Stored data entries:
= = =

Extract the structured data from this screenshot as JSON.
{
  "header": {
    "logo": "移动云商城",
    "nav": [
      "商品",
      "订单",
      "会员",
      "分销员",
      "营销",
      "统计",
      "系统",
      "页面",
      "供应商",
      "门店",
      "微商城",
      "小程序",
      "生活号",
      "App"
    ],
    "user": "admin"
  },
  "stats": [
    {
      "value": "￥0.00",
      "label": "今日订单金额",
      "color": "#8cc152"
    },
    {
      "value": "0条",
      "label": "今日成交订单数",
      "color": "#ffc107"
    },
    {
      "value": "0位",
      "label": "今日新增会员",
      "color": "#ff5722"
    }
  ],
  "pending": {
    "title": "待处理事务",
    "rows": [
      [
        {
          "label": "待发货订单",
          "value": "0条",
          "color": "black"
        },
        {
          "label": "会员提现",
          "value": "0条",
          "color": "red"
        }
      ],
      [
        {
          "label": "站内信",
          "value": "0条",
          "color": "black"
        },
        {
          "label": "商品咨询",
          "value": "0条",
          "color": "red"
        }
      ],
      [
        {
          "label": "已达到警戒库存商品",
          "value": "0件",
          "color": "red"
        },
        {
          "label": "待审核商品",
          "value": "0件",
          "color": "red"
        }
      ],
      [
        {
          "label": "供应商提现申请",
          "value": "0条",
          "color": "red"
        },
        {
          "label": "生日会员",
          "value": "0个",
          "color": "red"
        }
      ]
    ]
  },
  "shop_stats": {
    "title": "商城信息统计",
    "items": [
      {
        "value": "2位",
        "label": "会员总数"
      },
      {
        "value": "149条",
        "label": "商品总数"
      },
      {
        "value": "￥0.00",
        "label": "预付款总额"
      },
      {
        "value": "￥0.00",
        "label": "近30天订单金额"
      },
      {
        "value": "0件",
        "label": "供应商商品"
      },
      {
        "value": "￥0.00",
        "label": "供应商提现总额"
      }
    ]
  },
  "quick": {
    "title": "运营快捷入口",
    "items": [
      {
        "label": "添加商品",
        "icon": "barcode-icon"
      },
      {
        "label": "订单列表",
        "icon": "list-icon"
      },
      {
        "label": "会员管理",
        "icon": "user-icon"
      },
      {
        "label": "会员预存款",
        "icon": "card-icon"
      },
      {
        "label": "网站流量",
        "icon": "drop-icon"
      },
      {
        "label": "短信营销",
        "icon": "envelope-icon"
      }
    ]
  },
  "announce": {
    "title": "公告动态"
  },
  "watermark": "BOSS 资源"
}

= = =

§ Stated exercise: Reproduce the material precisely, including every line.

§ Solution below:
Extract the structured data from this screenshot as JSON.
{
  "header": {
    "logo": "移动云商城",
    "nav": [
      "商品",
      "订单",
      "会员",
      "分销员",
      "营销",
      "统计",
      "系统",
      "页面",
      "供应商",
      "门店",
      "微商城",
      "小程序",
      "生活号",
      "App"
    ],
    "user": "admin"
  },
  "stats": [
    {
      "value": "￥0.00",
      "label": "今日订单金额",
      "color": "#8cc152"
    },
    {
      "value": "0条",
      "label": "今日成交订单数",
      "color": "#ffc107"
    },
    {
      "value": "0位",
      "label": "今日新增会员",
      "color": "#ff5722"
    }
  ],
  "pending": {
    "title": "待处理事务",
    "rows": [
      [
        {
          "label": "待发货订单",
          "value": "0条",
          "color": "black"
        },
        {
          "label": "会员提现",
          "value": "0条",
          "color": "red"
        }
      ],
      [
        {
          "label": "站内信",
          "value": "0条",
          "color": "black"
        },
        {
          "label": "商品咨询",
          "value": "0条",
          "color": "red"
        }
      ],
      [
        {
          "label": "已达到警戒库存商品",
          "value": "0件",
          "color": "red"
        },
        {
          "label": "待审核商品",
          "value": "0件",
          "color": "red"
        }
      ],
      [
        {
          "label": "供应商提现申请",
          "value": "0条",
          "color": "red"
        },
        {
          "label": "生日会员",
          "value": "0个",
          "color": "red"
        }
      ]
    ]
  },
  "shop_stats": {
    "title": "商城信息统计",
    "items": [
      {
        "value": "2位",
        "label": "会员总数"
      },
      {
        "value": "149条",
        "label": "商品总数"
      },
      {
        "value": "￥0.00",
        "label": "预付款总额"
      },
      {
        "value": "￥0.00",
        "label": "近30天订单金额"
      },
      {
        "value": "0件",
        "label": "供应商商品"
      },
      {
        "value": "￥0.00",
        "label": "供应商提现总额"
      }
    ]
  },
  "quick": {
    "title": "运营快捷入口",
    "items": [
      {
        "label": "添加商品",
        "icon": "barcode-icon"
      },
      {
        "label": "订单列表",
        "icon": "list-icon"
      },
      {
        "label": "会员管理",
        "icon": "user-icon"
      },
      {
        "label": "会员预存款",
        "icon": "card-icon"
      },
      {
        "label": "网站流量",
        "icon": "drop-icon"
      },
      {
        "label": "短信营销",
        "icon": "envelope-icon"
      }
    ]
  },
  "announce": {
    "title": "公告动态"
  },
  "watermark": "BOSS 资源"
}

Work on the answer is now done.